▶ _What is required_: Gather up the lines that contain "הרדיפה".
# start of Records for this exercise
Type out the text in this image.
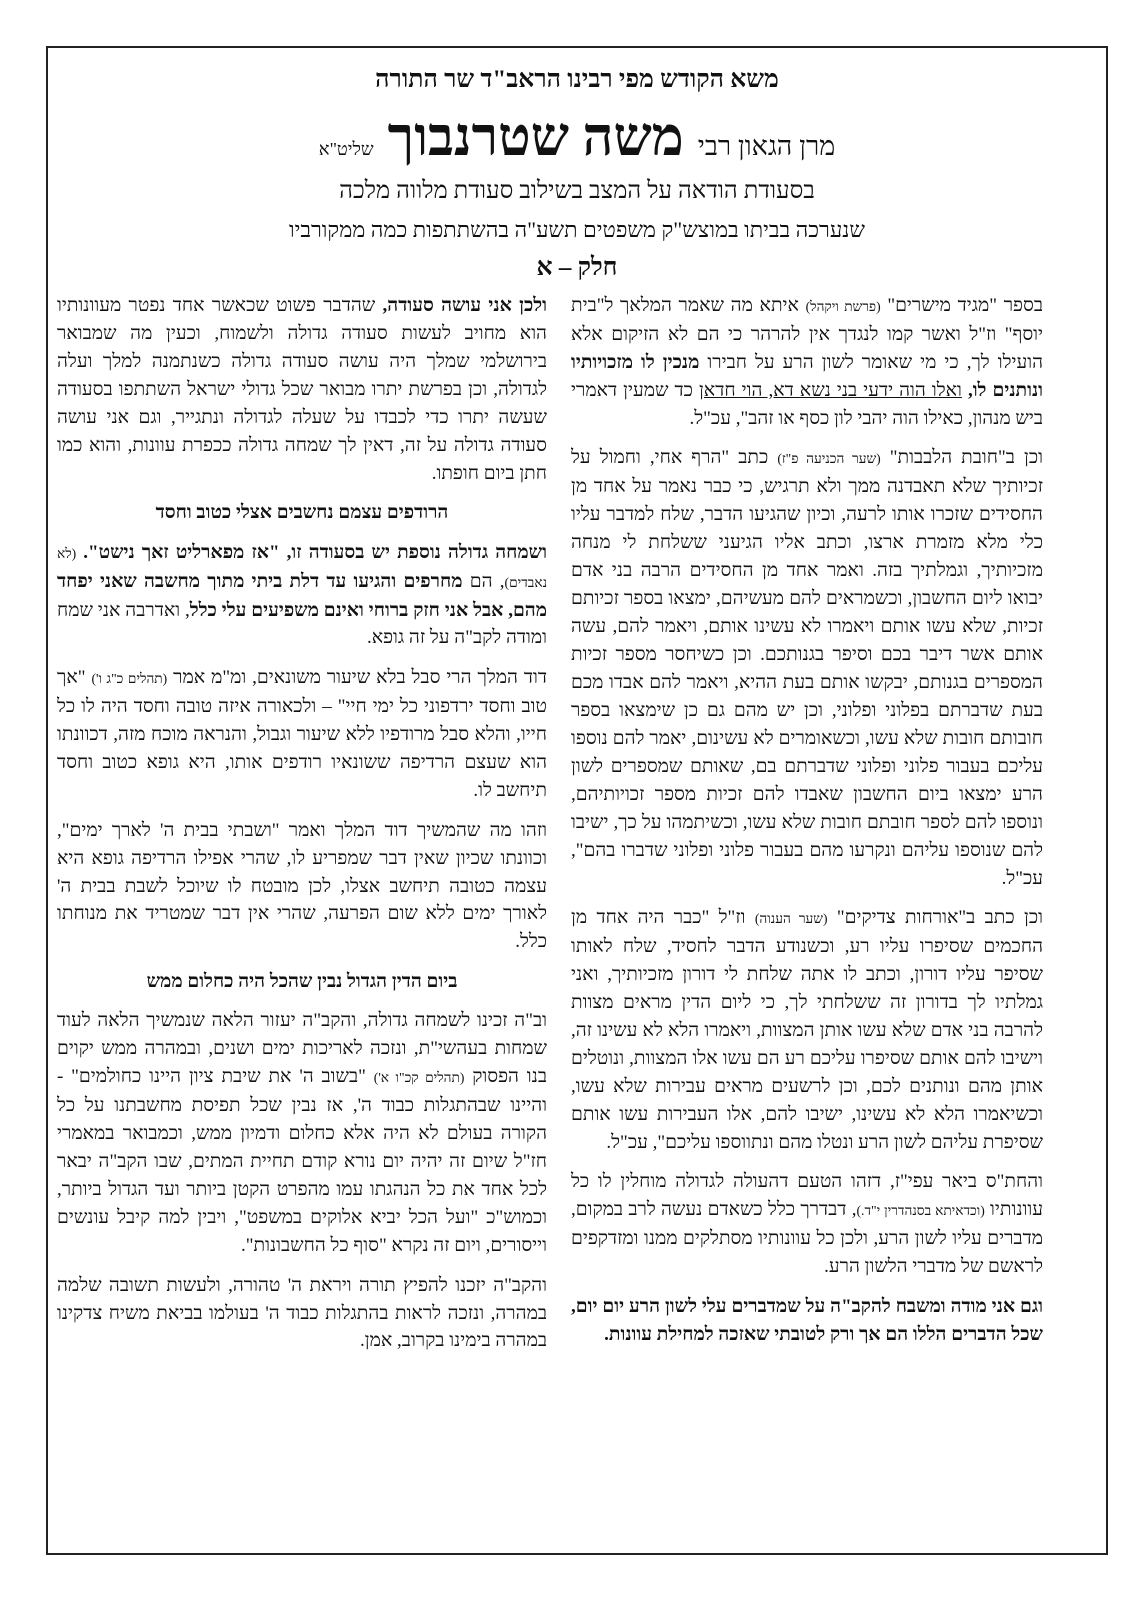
משא הקודש מפי רבינו הראב"ד שר התורה
מרן הגאון רבי משה שטרנבוך שליט"א
בסעודת הודאה על המצב בשילוב סעודת מלווה מלכה
שנערכה בביתו במוצש"ק משפטים תשע"ה בהשתתפות כמה ממקורביו
חלק – א

בספר "מגיד מישרים" (פרשת ויקהל) איתא מה שאמר המלאך ל"בית יוסף" וז"ל ואשר קמו לנגדך אין להרהר כי הם לא הזיקום אלא הועילו לך, כי מי שאומר לשון הרע על חבירו מנכין לו מזכויותיו ונותנים לו, ואלו הוה ידעי בני נשא דא, הוי חדאן כד שמעין דאמרי ביש מנהון, כאילו הוה יהבי לון כסף או זהב", עכ"ל.

וכן ב"חובת הלבבות" (שער הכניעה פ"ז) כתב "הרף אחי, וחמול על זכיותיך שלא תאבדנה ממך ולא תרגיש, כי כבר נאמר על אחד מן החסידים שזכרו אותו לרעה, וכיון שהגיעו הדבר, שלח למדבר עליו כלי מלא מזמרת ארצו, וכתב אליו הגיעני ששלחת לי מנחה מזכיותיך, וגמלתיך בזה. ואמר אחד מן החסידים הרבה בני אדם יבואו ליום החשבון, וכשמראים להם מעשיהם, ימצאו בספר זכיותם זכיות, שלא עשו אותם ויאמרו לא עשינו אותם, ויאמר להם, עשה אותם אשר דיבר בכם וסיפר בגנותכם. וכן כשיחסר מספר זכיות המספרים בגנותם, יבקשו אותם בעת ההיא, ויאמר להם אבדו מכם בעת שדברתם בפלוני ופלוני, וכן יש מהם גם כן שימצאו בספר חובותם חובות שלא עשו, וכשאומרים לא עשינום, יאמר להם נוספו עליכם בעבור פלוני ופלוני שדברתם בם, שאותם שמספרים לשון הרע ימצאו ביום החשבון שאבדו להם זכיות מספר זכויותיהם, ונוספו להם לספר חובתם חובות שלא עשו, וכשיתמהו על כך, ישיבו להם שנוספו עליהם ונקרעו מהם בעבור פלוני ופלוני שדברו בהם", עכ"ל.

וכן כתב ב"אורחות צדיקים" (שער הענוה) וז"ל "כבר היה אחד מן החכמים שסיפרו עליו רע, וכשנודע הדבר לחסיד, שלח לאותו שסיפר עליו דורון, וכתב לו אתה שלחת לי דורון מזכיותיך, ואני גמלתיו לך בדורון זה ששלחתי לך, כי ליום הדין מראים מצוות להרבה בני אדם שלא עשו אותן המצוות, ויאמרו הלא לא עשינו זה, וישיבו להם אותם שסיפרו עליכם רע הם עשו אלו המצוות, ונוטלים אותן מהם ונותנים לכם, וכן לרשעים מראים עבירות שלא עשו, וכשיאמרו הלא לא עשינו, ישיבו להם, אלו העבירות עשו אותם שסיפרת עליהם לשון הרע ונטלו מהם ונתווספו עליכם", עכ"ל.

והחת"ס ביאר עפי"ז, דזהו הטעם דהעולה לגדולה מוחלין לו כל עוונותיו (וכדאיתא בסנהדרין י"ד.), דבדרך כלל כשאדם נעשה לרב במקום, מדברים עליו לשון הרע, ולכן כל עוונותיו מסתלקים ממנו ומזדקפים לראשם של מדברי הלשון הרע.

וגם אני מודה ומשבח להקב"ה על שמדברים עלי לשון הרע יום יום, שכל הדברים הללו הם אך ורק לטובתי שאזכה למחילת עוונות.

ולכן אני עושה סעודה, שהדבר פשוט שכאשר אחד נפטר מעוונותיו הוא מחויב לעשות סעודה גדולה ולשמוח, וכעין מה שמבואר בירושלמי שמלך היה עושה סעודה גדולה כשנתמנה למלך ועלה לגדולה, וכן בפרשת יתרו מבואר שכל גדולי ישראל השתתפו בסעודה שעשה יתרו כדי לכבדו על שעלה לגדולה ונתגייר, וגם אני עושה סעודה גדולה על זה, דאין לך שמחה גדולה ככפרת עוונות, והוא כמו חתן ביום חופתו.

הרודפים עצמם נחשבים אצלי כטוב וחסד

ושמחה גדולה נוספת יש בסעודה זו, "אז מפארליט זאך נישט". (לא נאבדים), הם מחרפים והגיעו עד דלת ביתי מתוך מחשבה שאני יפחד מהם, אבל אני חזק ברוחי ואינם משפיעים עלי כלל, ואדרבה אני שמח ומודה לקב"ה על זה גופא.

דוד המלך הרי סבל בלא שיעור משונאים, ומ"מ אמר (תהלים כ"ג ו') "אך טוב וחסד ירדפוני כל ימי חיי" – ולכאורה איזה טובה וחסד היה לו כל חייו, והלא סבל מרודפיו ללא שיעור וגבול, והנראה מוכח מזה, דכוונתו הוא שעצם הרדיפה ששונאיו רודפים אותו, היא גופא כטוב וחסד תיחשב לו.

וזהו מה שהמשיך דוד המלך ואמר "ושבתי בבית ה' לארך ימים", וכוונתו שכיון שאין דבר שמפריע לו, שהרי אפילו הרדיפה גופא היא עצמה כטובה תיחשב אצלו, לכן מובטח לו שיוכל לשבת בבית ה' לאורך ימים ללא שום הפרעה, שהרי אין דבר שמטריד את מנוחתו כלל.

ביום הדין הגדול נבין שהכל היה כחלום ממש

וב"ה זכינו לשמחה גדולה, והקב"ה יעזור הלאה שנמשיך הלאה לעוד שמחות בעהשי"ת, ונזכה לאריכות ימים ושנים, ובמהרה ממש יקוים בנו הפסוק (תהלים קכ"ו א') "בשוב ה' את שיבת ציון היינו כחולמים" - והיינו שבהתגלות כבוד ה', אז נבין שכל תפיסת מחשבתנו על כל הקורה בעולם לא היה אלא כחלום ודמיון ממש, וכמבואר במאמרי חז"ל שיום זה יהיה יום נורא קודם תחיית המתים, שבו הקב"ה יבאר לכל אחד את כל הנהגתו עמו מהפרט הקטן ביותר ועד הגדול ביותר, וכמוש"כ "ועל הכל יביא אלוקים במשפט", ויבין למה קיבל עונשים וייסורים, ויום זה נקרא "סוף כל החשבונות".

והקב"ה יזכנו להפיץ תורה ויראת ה' טהורה, ולעשות תשובה שלמה במהרה, ונזכה לראות בהתגלות כבוד ה' בעולמו בביאת משיח צדקינו במהרה בימינו בקרוב, אמן.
# end of Records for this exercise
▶ _In response_:
דוד המלך הרי סבל בלא שיעור משונאים, ומ"מ אמר (תהלים כ"ג ו') "אך טוב וחסד ירדפוני כל ימי חיי" – ולכאורה איזה טובה וחסד היה לו כל חייו, והלא סבל מרודפיו ללא שיעור וגבול, והנראה מוכח מזה, דכוונתו הוא שעצם הרדיפה ששונאיו רודפים אותו, היא גופא כטוב וחסד תיחשב לו.
וזהו מה שהמשיך דוד המלך ואמר "ושבתי בבית ה' לארך ימים", וכוונתו שכיון שאין דבר שמפריע לו, שהרי אפילו הרדיפה גופא היא עצמה כטובה תיחשב אצלו, לכן מובטח לו שיוכל לשבת בבית ה' לאורך ימים ללא שום הפרעה, שהרי אין דבר שמטריד את מנוחתו כלל.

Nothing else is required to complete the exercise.